-- Start --

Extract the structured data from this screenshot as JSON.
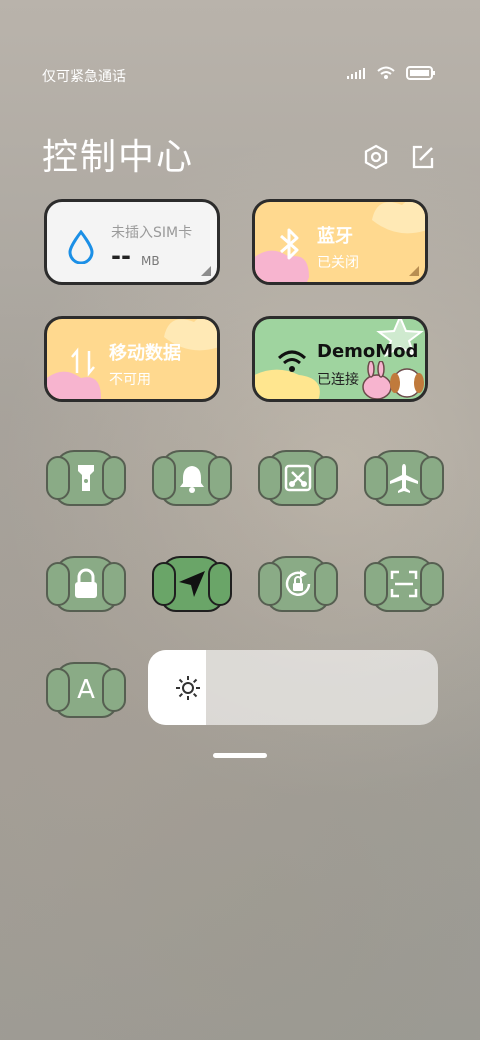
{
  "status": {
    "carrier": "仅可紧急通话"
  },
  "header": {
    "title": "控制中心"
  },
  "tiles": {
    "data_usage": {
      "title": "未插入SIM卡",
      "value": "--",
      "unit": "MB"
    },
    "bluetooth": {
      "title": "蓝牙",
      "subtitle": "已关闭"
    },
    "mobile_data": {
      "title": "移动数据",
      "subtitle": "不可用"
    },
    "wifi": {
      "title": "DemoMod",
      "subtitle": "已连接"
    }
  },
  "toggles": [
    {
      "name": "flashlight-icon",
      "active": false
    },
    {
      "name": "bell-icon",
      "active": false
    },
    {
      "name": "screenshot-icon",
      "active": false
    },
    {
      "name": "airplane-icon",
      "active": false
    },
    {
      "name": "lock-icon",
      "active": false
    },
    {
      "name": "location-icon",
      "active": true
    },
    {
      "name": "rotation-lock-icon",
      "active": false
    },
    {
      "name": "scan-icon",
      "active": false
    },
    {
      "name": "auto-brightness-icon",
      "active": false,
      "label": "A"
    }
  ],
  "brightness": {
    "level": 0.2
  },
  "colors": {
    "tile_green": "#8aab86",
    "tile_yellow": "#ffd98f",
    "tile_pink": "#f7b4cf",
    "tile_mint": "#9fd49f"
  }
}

-- End --
-- Start --

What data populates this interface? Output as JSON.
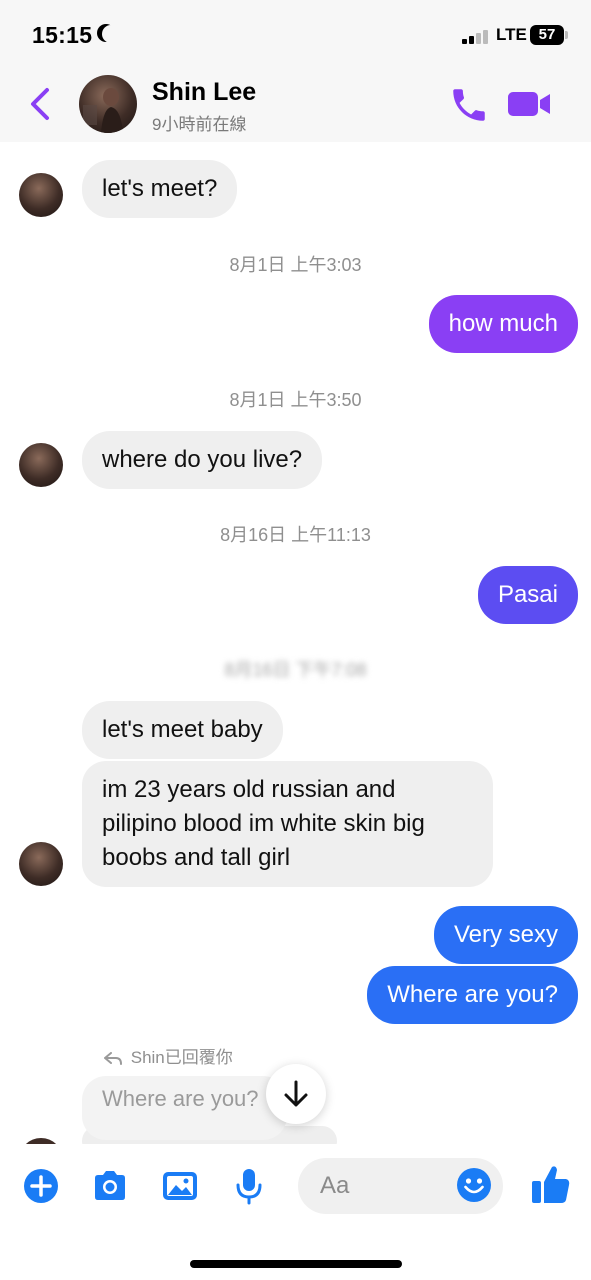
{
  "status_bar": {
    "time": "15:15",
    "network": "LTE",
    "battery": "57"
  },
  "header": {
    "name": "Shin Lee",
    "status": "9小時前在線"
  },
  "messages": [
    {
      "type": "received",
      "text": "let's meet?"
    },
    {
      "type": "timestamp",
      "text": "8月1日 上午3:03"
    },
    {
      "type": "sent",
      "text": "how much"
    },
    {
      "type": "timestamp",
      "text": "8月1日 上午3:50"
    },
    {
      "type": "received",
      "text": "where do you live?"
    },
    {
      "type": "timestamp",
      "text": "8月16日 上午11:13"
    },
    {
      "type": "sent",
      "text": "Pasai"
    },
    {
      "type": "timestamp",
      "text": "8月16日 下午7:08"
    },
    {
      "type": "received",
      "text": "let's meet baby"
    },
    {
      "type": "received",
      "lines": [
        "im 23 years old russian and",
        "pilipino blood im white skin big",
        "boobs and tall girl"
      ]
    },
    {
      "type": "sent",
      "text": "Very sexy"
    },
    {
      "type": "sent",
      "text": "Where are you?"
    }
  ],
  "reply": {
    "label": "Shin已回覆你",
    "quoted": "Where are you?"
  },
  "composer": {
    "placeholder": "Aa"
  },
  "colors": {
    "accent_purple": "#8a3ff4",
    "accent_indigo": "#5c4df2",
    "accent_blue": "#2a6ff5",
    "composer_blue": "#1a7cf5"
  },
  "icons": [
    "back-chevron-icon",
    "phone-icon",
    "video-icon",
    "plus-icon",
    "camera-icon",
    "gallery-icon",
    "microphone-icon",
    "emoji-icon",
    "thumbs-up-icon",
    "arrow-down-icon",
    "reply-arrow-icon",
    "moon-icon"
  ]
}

-- End --

- **WHAT YOU NEED TO DO**
Work out how many lines of the data above contain the string "JSON" and give the number alone.

- **EXERCISE RESULT**
2